*Problem description:*
Locate every line that holds the string "JSON" and copy it.

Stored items
....

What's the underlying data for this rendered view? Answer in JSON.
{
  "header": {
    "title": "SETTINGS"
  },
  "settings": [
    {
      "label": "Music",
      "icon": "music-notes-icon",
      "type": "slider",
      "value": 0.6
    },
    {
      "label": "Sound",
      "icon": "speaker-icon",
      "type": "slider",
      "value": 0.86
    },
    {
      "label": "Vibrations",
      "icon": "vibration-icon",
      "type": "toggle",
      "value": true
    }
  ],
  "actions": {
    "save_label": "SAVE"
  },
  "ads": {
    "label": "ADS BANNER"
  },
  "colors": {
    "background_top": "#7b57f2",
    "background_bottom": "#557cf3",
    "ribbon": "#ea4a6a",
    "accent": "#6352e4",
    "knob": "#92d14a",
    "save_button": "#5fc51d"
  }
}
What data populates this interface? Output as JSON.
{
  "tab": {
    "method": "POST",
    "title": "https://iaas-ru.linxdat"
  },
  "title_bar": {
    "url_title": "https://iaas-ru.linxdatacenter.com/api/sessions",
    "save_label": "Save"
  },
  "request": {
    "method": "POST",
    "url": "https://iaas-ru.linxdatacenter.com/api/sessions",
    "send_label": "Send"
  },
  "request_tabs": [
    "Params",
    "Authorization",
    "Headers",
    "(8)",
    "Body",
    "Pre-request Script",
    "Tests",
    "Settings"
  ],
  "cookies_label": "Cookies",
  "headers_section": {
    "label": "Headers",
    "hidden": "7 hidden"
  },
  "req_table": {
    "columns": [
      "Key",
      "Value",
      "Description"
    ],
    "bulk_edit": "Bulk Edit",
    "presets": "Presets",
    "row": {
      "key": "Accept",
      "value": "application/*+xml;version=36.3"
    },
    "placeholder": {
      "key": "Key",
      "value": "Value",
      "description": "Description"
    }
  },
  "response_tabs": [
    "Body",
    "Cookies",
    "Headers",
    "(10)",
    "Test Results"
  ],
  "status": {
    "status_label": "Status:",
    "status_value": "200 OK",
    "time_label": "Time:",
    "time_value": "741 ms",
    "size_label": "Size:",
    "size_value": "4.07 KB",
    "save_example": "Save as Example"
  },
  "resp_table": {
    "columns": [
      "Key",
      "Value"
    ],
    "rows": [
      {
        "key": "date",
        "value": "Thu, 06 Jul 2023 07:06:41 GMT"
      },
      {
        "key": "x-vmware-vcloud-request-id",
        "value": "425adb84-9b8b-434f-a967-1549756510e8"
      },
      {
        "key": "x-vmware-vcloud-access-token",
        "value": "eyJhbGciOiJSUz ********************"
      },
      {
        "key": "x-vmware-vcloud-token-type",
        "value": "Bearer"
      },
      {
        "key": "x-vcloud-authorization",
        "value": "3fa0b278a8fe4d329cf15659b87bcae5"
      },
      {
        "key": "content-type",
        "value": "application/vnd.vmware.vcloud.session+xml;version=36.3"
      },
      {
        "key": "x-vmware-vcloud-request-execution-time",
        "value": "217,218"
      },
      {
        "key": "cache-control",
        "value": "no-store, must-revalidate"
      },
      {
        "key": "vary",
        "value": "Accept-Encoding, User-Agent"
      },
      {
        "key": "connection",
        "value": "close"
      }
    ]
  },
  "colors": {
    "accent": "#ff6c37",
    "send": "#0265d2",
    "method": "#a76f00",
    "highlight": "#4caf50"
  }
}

....

*Final answer:*
What's the underlying data for this rendered view? Answer in JSON.
What data populates this interface? Output as JSON.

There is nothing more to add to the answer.